[Directive]
Will you transcribe the entries that follow, exactly and in full?

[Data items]
----------

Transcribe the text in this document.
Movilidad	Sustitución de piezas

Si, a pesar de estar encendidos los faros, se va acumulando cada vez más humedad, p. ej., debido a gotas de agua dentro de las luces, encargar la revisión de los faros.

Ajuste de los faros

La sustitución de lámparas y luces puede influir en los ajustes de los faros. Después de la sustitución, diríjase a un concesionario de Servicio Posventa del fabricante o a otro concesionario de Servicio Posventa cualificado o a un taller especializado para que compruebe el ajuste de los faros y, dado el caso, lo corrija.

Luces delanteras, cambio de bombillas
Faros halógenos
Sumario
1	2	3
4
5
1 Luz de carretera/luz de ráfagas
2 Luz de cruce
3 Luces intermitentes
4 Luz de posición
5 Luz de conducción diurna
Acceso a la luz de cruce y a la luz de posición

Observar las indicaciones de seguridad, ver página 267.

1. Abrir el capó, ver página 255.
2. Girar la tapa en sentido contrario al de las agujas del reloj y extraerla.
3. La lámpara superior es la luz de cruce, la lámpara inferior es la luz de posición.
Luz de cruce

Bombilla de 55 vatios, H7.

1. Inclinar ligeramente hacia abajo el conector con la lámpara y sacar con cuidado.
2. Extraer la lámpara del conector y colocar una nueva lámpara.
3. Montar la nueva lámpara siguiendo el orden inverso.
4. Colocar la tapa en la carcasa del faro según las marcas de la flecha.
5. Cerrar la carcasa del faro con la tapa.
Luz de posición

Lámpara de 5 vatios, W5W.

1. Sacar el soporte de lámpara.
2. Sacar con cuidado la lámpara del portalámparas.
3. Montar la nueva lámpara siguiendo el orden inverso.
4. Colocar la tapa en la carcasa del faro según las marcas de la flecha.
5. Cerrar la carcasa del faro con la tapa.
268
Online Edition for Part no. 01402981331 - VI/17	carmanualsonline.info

----------

[The completed task]
Transcribe the text in this document.
Movilidad	Sustitución de piezas

Si, a pesar de estar encendidos los faros, se va acumulando cada vez más humedad, p. ej., debido a gotas de agua dentro de las luces, encargar la revisión de los faros.

Ajuste de los faros

La sustitución de lámparas y luces puede influir en los ajustes de los faros. Después de la sustitución, diríjase a un concesionario de Servicio Posventa del fabricante o a otro concesionario de Servicio Posventa cualificado o a un taller especializado para que compruebe el ajuste de los faros y, dado el caso, lo corrija.

Luces delanteras, cambio de bombillas
Faros halógenos
Sumario
1	2	3
4
5
1 Luz de carretera/luz de ráfagas
2 Luz de cruce
3 Luces intermitentes
4 Luz de posición
5 Luz de conducción diurna
Acceso a la luz de cruce y a la luz de posición

Observar las indicaciones de seguridad, ver página 267.

1. Abrir el capó, ver página 255.
2. Girar la tapa en sentido contrario al de las agujas del reloj y extraerla.
3. La lámpara superior es la luz de cruce, la lámpara inferior es la luz de posición.
Luz de cruce

Bombilla de 55 vatios, H7.

1. Inclinar ligeramente hacia abajo el conector con la lámpara y sacar con cuidado.
2. Extraer la lámpara del conector y colocar una nueva lámpara.
3. Montar la nueva lámpara siguiendo el orden inverso.
4. Colocar la tapa en la carcasa del faro según las marcas de la flecha.
5. Cerrar la carcasa del faro con la tapa.
Luz de posición

Lámpara de 5 vatios, W5W.

1. Sacar el soporte de lámpara.
2. Sacar con cuidado la lámpara del portalámparas.
3. Montar la nueva lámpara siguiendo el orden inverso.
4. Colocar la tapa en la carcasa del faro según las marcas de la flecha.
5. Cerrar la carcasa del faro con la tapa.
268
Online Edition for Part no. 01402981331 - VI/17	carmanualsonline.info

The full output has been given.